START Dataset excerpts
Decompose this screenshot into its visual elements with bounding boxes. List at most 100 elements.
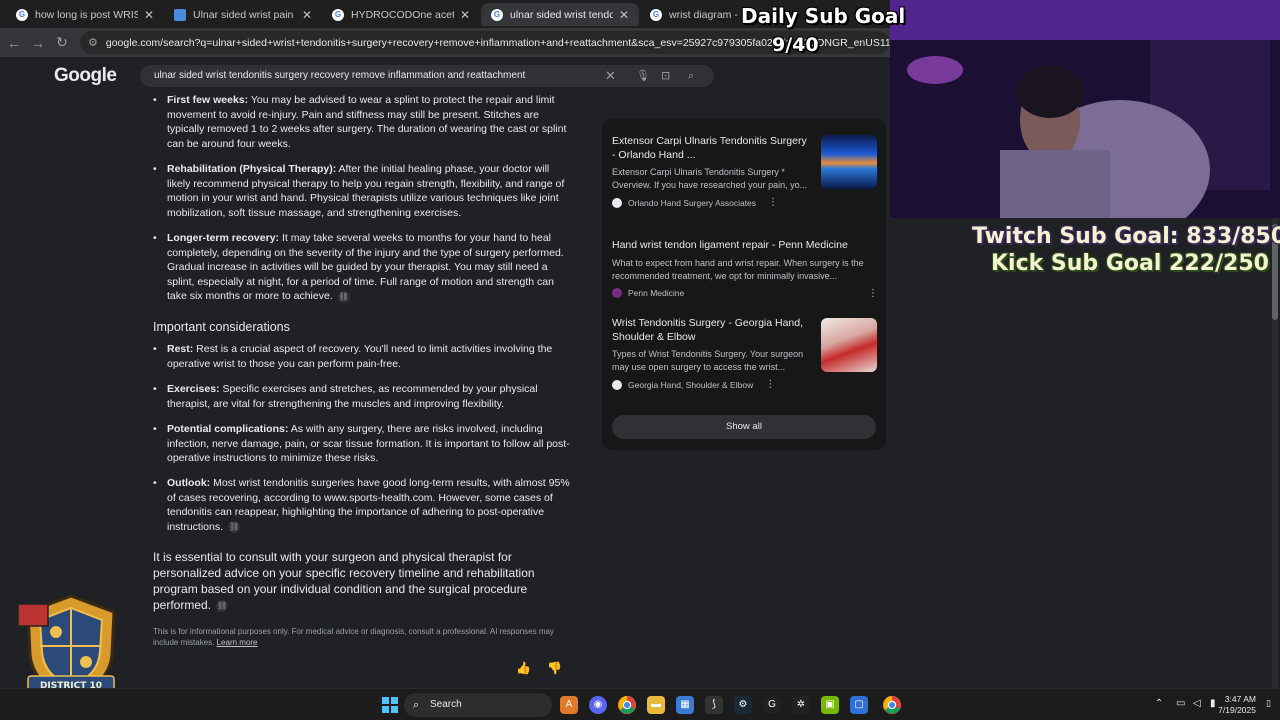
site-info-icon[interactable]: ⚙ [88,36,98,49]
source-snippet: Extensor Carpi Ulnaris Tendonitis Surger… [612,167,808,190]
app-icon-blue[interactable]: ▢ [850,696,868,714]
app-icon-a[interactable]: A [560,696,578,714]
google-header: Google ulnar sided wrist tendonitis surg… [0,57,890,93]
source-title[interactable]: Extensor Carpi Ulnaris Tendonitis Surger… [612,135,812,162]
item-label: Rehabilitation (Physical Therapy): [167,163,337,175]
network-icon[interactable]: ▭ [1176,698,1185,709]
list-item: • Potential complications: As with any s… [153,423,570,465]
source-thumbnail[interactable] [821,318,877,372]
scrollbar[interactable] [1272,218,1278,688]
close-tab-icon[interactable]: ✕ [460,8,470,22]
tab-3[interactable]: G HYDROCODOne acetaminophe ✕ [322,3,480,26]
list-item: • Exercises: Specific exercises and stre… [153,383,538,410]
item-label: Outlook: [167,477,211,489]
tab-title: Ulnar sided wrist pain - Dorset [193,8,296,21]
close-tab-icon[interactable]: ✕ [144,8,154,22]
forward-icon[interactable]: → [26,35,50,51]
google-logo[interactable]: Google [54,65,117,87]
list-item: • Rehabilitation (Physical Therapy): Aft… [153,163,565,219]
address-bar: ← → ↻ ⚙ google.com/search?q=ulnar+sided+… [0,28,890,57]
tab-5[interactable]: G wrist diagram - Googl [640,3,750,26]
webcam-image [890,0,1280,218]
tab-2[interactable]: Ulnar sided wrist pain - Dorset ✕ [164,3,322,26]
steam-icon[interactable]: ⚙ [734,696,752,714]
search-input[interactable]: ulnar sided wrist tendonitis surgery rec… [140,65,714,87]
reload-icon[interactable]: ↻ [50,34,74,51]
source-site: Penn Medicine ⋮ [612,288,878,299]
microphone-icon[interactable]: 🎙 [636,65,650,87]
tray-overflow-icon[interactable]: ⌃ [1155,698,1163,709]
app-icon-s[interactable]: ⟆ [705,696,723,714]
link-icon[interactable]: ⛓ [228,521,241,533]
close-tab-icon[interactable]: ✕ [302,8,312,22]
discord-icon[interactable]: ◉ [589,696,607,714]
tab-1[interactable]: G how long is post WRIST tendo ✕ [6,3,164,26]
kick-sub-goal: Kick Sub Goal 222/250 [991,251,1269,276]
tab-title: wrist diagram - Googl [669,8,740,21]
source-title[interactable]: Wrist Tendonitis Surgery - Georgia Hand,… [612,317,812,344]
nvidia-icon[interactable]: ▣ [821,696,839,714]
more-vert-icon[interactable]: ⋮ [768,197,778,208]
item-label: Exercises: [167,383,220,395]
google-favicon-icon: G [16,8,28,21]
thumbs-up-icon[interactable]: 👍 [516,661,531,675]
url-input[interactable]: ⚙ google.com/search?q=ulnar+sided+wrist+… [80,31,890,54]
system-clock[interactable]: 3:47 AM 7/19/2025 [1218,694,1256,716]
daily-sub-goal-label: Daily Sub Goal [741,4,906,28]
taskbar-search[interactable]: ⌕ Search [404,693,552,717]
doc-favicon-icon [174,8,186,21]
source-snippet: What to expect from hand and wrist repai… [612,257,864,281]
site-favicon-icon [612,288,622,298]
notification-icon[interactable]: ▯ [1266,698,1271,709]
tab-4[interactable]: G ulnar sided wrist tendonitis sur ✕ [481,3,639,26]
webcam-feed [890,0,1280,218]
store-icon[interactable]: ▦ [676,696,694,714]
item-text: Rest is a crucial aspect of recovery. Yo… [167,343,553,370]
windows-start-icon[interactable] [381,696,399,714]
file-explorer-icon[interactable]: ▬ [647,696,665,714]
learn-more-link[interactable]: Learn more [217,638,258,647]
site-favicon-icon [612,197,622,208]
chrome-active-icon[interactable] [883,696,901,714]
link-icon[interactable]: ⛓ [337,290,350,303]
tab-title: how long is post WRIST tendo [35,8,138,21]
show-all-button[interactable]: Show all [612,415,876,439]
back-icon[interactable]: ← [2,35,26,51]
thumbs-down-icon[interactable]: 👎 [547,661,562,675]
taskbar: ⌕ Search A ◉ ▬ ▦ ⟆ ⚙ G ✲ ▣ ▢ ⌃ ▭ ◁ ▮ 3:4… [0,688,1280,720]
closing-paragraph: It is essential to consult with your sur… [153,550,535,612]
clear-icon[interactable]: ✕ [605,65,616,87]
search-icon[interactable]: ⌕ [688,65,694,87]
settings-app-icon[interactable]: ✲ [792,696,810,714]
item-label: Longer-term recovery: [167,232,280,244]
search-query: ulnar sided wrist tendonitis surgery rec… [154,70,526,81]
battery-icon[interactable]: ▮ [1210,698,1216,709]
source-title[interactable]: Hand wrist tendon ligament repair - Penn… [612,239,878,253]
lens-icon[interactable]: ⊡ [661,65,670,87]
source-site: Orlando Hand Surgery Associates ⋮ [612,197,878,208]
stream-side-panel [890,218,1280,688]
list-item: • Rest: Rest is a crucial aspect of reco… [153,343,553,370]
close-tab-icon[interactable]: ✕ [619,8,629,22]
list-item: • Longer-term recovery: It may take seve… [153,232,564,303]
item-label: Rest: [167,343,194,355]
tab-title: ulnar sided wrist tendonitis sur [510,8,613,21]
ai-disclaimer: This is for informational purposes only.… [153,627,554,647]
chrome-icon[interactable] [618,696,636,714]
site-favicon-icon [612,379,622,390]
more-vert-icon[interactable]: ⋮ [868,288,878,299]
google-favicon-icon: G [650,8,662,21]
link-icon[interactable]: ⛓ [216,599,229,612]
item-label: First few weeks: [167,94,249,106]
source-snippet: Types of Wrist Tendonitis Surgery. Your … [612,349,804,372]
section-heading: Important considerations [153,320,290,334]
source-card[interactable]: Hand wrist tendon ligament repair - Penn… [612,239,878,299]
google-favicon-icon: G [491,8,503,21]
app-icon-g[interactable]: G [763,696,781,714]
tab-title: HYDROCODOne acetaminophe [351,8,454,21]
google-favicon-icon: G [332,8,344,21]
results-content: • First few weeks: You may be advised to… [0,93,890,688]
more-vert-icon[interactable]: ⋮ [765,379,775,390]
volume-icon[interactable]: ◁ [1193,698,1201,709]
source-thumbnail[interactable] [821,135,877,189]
END Dataset excerpts
» **Task prompt**: Write out the listing above word for word, leaving out the picture.

» **Full solution**:
Decompose this screenshot into its visual elements with bounding boxes. List at most 100 elements.
site-info-icon[interactable]: ⚙ [88,36,98,49]
source-snippet: Extensor Carpi Ulnaris Tendonitis Surger… [612,167,808,190]
app-icon-blue[interactable]: ▢ [850,696,868,714]
app-icon-a[interactable]: A [560,696,578,714]
google-header: Google ulnar sided wrist tendonitis surg… [0,57,890,93]
source-title[interactable]: Extensor Carpi Ulnaris Tendonitis Surger… [612,135,812,162]
item-label: Rehabilitation (Physical Therapy): [167,163,337,175]
network-icon[interactable]: ▭ [1176,698,1185,709]
list-item: • Potential complications: As with any s… [153,423,570,465]
source-thumbnail[interactable] [821,318,877,372]
scrollbar[interactable] [1272,218,1278,688]
close-tab-icon[interactable]: ✕ [460,8,470,22]
tab-3[interactable]: G HYDROCODOne acetaminophe ✕ [322,3,480,26]
list-item: • Exercises: Specific exercises and stre… [153,383,538,410]
item-label: Outlook: [167,477,211,489]
tab-title: Ulnar sided wrist pain - Dorset [193,8,296,21]
close-tab-icon[interactable]: ✕ [144,8,154,22]
forward-icon[interactable]: → [26,35,50,51]
google-logo[interactable]: Google [54,65,117,87]
list-item: • Rehabilitation (Physical Therapy): Aft… [153,163,565,219]
address-bar: ← → ↻ ⚙ google.com/search?q=ulnar+sided+… [0,28,890,57]
tab-5[interactable]: G wrist diagram - Googl [640,3,750,26]
webcam-image [890,0,1280,218]
tab-2[interactable]: Ulnar sided wrist pain - Dorset ✕ [164,3,322,26]
steam-icon[interactable]: ⚙ [734,696,752,714]
search-input[interactable]: ulnar sided wrist tendonitis surgery rec… [140,65,714,87]
reload-icon[interactable]: ↻ [50,34,74,51]
source-site: Penn Medicine ⋮ [612,288,878,299]
microphone-icon[interactable]: 🎙 [636,65,650,87]
tray-overflow-icon[interactable]: ⌃ [1155,698,1163,709]
app-icon-s[interactable]: ⟆ [705,696,723,714]
link-icon[interactable]: ⛓ [228,521,241,533]
close-tab-icon[interactable]: ✕ [302,8,312,22]
discord-icon[interactable]: ◉ [589,696,607,714]
tab-1[interactable]: G how long is post WRIST tendo ✕ [6,3,164,26]
kick-sub-goal: Kick Sub Goal 222/250 [991,251,1269,276]
tab-title: wrist diagram - Googl [669,8,740,21]
source-title[interactable]: Wrist Tendonitis Surgery - Georgia Hand,… [612,317,812,344]
nvidia-icon[interactable]: ▣ [821,696,839,714]
more-vert-icon[interactable]: ⋮ [768,197,778,208]
item-label: Exercises: [167,383,220,395]
google-favicon-icon: G [16,8,28,21]
thumbs-up-icon[interactable]: 👍 [516,661,531,675]
url-input[interactable]: ⚙ google.com/search?q=ulnar+sided+wrist+… [80,31,890,54]
system-clock[interactable]: 3:47 AM 7/19/2025 [1218,694,1256,716]
daily-sub-goal-label: Daily Sub Goal [741,4,906,28]
taskbar-search[interactable]: ⌕ Search [404,693,552,717]
doc-favicon-icon [174,8,186,21]
source-snippet: What to expect from hand and wrist repai… [612,257,864,281]
site-favicon-icon [612,288,622,298]
notification-icon[interactable]: ▯ [1266,698,1271,709]
tab-4[interactable]: G ulnar sided wrist tendonitis sur ✕ [481,3,639,26]
webcam-feed [890,0,1280,218]
store-icon[interactable]: ▦ [676,696,694,714]
item-text: Rest is a crucial aspect of recovery. Yo… [167,343,553,370]
windows-start-icon[interactable] [381,696,399,714]
file-explorer-icon[interactable]: ▬ [647,696,665,714]
learn-more-link[interactable]: Learn more [217,638,258,647]
site-favicon-icon [612,197,622,208]
chrome-active-icon[interactable] [883,696,901,714]
link-icon[interactable]: ⛓ [337,290,350,303]
tab-title: how long is post WRIST tendo [35,8,138,21]
show-all-button[interactable]: Show all [612,415,876,439]
back-icon[interactable]: ← [2,35,26,51]
thumbs-down-icon[interactable]: 👎 [547,661,562,675]
taskbar: ⌕ Search A ◉ ▬ ▦ ⟆ ⚙ G ✲ ▣ ▢ ⌃ ▭ ◁ ▮ 3:4… [0,688,1280,720]
closing-paragraph: It is essential to consult with your sur… [153,550,535,612]
clear-icon[interactable]: ✕ [605,65,616,87]
search-icon[interactable]: ⌕ [688,65,694,87]
settings-app-icon[interactable]: ✲ [792,696,810,714]
item-label: Longer-term recovery: [167,232,280,244]
search-query: ulnar sided wrist tendonitis surgery rec… [154,70,526,81]
battery-icon[interactable]: ▮ [1210,698,1216,709]
source-title[interactable]: Hand wrist tendon ligament repair - Penn… [612,239,878,253]
lens-icon[interactable]: ⊡ [661,65,670,87]
source-site: Orlando Hand Surgery Associates ⋮ [612,197,878,208]
stream-side-panel [890,218,1280,688]
list-item: • Rest: Rest is a crucial aspect of reco… [153,343,553,370]
close-tab-icon[interactable]: ✕ [619,8,629,22]
list-item: • Longer-term recovery: It may take seve… [153,232,564,303]
item-label: Rest: [167,343,194,355]
tab-title: ulnar sided wrist tendonitis sur [510,8,613,21]
ai-disclaimer: This is for informational purposes only.… [153,627,554,647]
chrome-icon[interactable] [618,696,636,714]
site-favicon-icon [612,379,622,390]
more-vert-icon[interactable]: ⋮ [868,288,878,299]
google-favicon-icon: G [650,8,662,21]
link-icon[interactable]: ⛓ [216,599,229,612]
item-label: First few weeks: [167,94,249,106]
source-snippet: Types of Wrist Tendonitis Surgery. Your … [612,349,804,372]
section-heading: Important considerations [153,320,290,334]
source-card[interactable]: Hand wrist tendon ligament repair - Penn… [612,239,878,299]
google-favicon-icon: G [491,8,503,21]
app-icon-g[interactable]: G [763,696,781,714]
tab-title: HYDROCODOne acetaminophe [351,8,454,21]
google-favicon-icon: G [332,8,344,21]
results-content: • First few weeks: You may be advised to… [0,93,890,688]
more-vert-icon[interactable]: ⋮ [765,379,775,390]
volume-icon[interactable]: ◁ [1193,698,1201,709]
source-thumbnail[interactable] [821,135,877,189]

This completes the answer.